*TASK BRIEF*: Scan the entries below and count the lines holding the string "name". Supply only the number.

==============================

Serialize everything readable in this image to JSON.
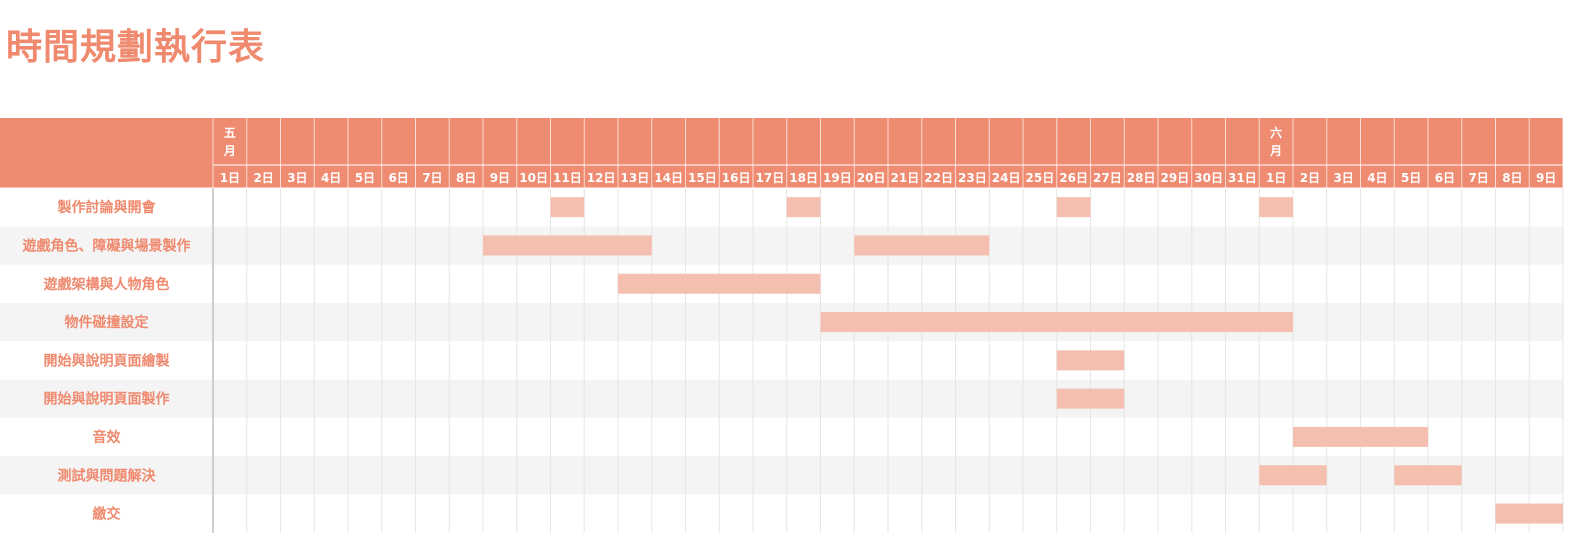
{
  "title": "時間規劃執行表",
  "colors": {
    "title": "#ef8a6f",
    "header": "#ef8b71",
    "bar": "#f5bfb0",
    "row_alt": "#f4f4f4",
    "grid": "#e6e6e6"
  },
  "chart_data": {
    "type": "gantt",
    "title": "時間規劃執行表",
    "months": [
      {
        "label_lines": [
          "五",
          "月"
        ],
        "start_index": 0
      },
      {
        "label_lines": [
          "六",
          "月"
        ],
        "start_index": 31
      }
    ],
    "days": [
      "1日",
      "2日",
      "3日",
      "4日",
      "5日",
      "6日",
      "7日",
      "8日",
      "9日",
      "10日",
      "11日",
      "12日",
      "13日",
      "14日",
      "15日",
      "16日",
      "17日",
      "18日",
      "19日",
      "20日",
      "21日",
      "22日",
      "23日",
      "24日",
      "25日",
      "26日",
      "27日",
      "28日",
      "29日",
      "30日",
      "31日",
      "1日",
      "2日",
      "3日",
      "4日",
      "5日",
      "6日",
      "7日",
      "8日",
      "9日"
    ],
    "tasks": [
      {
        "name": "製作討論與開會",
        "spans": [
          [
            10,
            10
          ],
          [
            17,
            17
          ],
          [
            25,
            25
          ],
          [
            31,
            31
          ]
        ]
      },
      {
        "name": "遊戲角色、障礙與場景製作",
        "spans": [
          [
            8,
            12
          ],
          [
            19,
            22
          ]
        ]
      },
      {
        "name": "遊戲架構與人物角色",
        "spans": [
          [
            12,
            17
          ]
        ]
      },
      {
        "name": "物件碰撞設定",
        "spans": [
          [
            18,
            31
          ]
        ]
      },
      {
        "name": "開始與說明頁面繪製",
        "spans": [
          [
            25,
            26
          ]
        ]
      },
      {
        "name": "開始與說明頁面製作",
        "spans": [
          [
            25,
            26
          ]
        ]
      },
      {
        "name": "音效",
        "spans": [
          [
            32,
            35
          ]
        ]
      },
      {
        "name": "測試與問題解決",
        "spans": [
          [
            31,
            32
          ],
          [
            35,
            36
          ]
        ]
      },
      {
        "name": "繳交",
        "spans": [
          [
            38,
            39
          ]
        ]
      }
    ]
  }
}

==============================

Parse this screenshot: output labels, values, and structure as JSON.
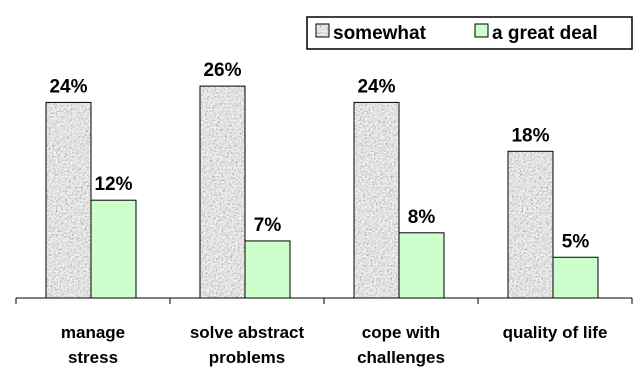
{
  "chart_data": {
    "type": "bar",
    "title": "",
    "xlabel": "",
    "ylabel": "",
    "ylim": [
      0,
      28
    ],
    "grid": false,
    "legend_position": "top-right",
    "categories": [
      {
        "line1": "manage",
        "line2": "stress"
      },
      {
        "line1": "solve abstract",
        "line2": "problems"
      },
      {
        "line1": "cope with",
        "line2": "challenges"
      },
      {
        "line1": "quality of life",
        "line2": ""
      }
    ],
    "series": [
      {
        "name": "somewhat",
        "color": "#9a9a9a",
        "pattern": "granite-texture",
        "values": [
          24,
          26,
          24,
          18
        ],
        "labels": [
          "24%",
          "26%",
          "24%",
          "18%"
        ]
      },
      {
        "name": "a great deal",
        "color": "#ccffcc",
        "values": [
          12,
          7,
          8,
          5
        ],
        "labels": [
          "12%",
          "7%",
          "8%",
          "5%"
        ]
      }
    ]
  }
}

==============================

*WORKED ANSWER*: 11